* [Work required] Please convert the lines of the listing below into a JSON list of strings, one string per line with blank lines omitted, starting at the line containing "List all visible" and ending at the line containing "y-tick-label: 200 (102, 83, 131, 101)".

* [Records for this exercise]
──────

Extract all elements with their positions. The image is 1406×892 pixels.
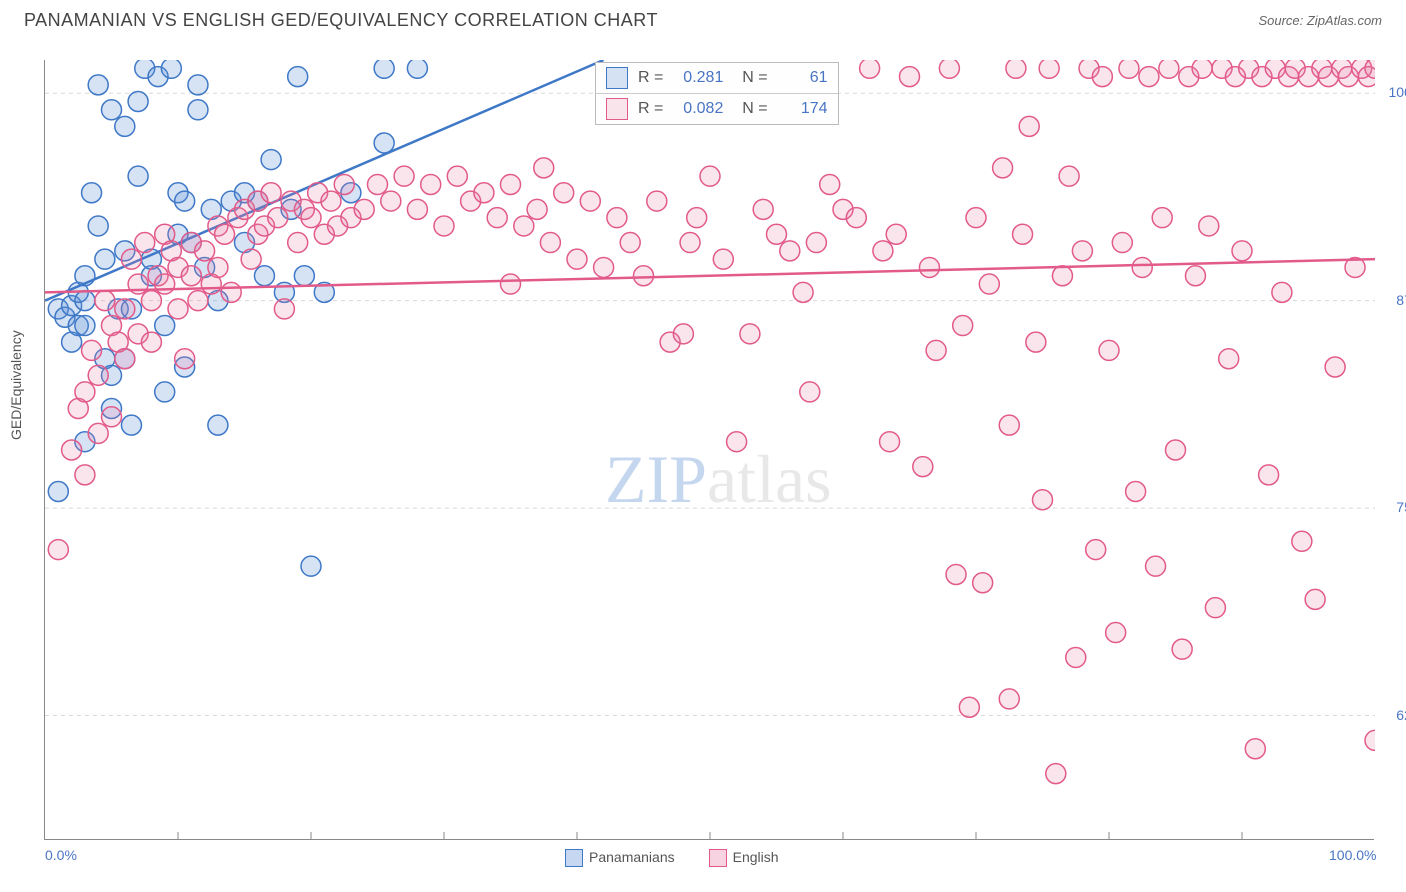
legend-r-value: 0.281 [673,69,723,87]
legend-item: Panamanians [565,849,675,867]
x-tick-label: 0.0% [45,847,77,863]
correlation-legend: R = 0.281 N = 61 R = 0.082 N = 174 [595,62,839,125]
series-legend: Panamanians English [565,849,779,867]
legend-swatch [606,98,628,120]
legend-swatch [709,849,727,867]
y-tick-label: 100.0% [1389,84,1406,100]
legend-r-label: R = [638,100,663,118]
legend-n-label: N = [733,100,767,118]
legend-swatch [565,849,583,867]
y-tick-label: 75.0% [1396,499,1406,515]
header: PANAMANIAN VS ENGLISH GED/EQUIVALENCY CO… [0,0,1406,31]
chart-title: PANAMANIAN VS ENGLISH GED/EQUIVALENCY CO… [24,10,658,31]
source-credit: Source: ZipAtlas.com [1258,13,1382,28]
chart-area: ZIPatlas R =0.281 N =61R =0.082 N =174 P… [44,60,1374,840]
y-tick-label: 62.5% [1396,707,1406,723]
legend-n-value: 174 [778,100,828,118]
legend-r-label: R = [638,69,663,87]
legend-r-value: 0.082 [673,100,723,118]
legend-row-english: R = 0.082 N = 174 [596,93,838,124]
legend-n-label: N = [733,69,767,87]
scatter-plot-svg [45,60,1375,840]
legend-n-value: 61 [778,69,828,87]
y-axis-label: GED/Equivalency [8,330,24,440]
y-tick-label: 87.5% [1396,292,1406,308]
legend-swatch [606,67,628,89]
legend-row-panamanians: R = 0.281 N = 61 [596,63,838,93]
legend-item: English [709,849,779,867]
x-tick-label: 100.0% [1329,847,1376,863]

──────

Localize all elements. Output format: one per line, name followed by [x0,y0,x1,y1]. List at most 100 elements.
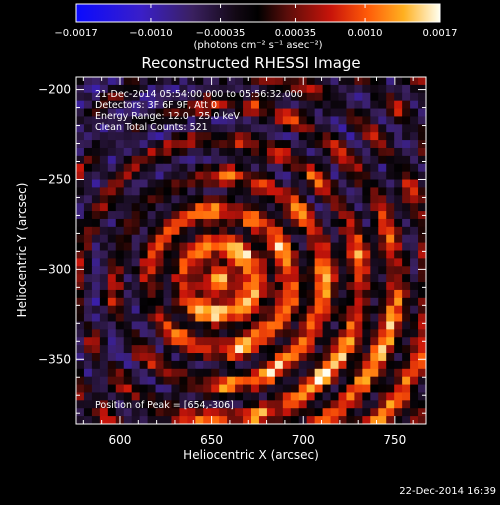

──────

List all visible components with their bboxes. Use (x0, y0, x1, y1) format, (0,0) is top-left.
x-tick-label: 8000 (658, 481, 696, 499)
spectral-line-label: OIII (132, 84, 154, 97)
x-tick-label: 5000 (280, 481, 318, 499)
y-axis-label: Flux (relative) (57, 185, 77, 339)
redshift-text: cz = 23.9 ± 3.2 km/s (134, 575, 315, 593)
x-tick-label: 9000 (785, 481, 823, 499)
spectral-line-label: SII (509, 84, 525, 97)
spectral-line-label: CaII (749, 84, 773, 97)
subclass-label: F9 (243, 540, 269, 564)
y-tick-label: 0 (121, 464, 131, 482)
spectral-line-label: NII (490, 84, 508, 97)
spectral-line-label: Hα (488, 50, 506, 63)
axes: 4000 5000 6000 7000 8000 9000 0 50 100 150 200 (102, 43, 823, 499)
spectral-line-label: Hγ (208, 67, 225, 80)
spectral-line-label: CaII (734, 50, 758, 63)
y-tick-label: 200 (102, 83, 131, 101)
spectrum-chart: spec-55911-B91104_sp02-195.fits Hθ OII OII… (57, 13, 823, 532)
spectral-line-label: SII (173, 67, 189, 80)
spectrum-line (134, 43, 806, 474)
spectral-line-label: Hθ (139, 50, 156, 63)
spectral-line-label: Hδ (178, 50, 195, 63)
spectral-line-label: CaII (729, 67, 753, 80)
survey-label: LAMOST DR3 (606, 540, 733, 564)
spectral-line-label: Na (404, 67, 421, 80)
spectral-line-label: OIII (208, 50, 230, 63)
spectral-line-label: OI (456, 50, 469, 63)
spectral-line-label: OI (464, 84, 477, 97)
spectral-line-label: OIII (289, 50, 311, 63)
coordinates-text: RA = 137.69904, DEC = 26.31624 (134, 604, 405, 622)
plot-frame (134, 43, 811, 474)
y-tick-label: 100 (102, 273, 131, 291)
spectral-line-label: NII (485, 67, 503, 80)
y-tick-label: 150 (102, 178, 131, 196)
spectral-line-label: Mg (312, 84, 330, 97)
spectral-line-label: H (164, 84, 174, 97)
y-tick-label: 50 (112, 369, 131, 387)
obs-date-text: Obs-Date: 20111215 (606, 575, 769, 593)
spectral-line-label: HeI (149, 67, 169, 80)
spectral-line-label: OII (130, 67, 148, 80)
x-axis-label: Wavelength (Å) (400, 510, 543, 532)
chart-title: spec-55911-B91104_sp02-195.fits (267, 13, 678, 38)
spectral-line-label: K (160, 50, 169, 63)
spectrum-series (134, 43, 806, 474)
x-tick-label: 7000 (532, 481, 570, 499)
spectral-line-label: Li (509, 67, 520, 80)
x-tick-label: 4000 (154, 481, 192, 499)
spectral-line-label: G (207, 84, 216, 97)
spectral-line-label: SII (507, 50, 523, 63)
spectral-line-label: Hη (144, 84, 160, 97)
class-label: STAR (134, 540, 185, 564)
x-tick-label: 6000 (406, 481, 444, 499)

──────

* [Final result]
[
  "List all visible components with their bboxes. Use (x0, y0, x1, y1) format, (0,0) is top-left.",
  "x-tick-label: 8000 (658, 481, 696, 499)",
  "spectral-line-label: OIII (132, 84, 154, 97)",
  "x-tick-label: 5000 (280, 481, 318, 499)",
  "y-axis-label: Flux (relative) (57, 185, 77, 339)",
  "redshift-text: cz = 23.9 ± 3.2 km/s (134, 575, 315, 593)",
  "x-tick-label: 9000 (785, 481, 823, 499)",
  "spectral-line-label: SII (509, 84, 525, 97)",
  "spectral-line-label: CaII (749, 84, 773, 97)",
  "subclass-label: F9 (243, 540, 269, 564)",
  "y-tick-label: 0 (121, 464, 131, 482)",
  "spectral-line-label: NII (490, 84, 508, 97)",
  "spectral-line-label: Hα (488, 50, 506, 63)",
  "axes: 4000 5000 6000 7000 8000 9000 0 50 100 150 200 (102, 43, 823, 499)",
  "spectral-line-label: Hγ (208, 67, 225, 80)",
  "spectral-line-label: CaII (734, 50, 758, 63)",
  "y-tick-label: 200 (102, 83, 131, 101)"
]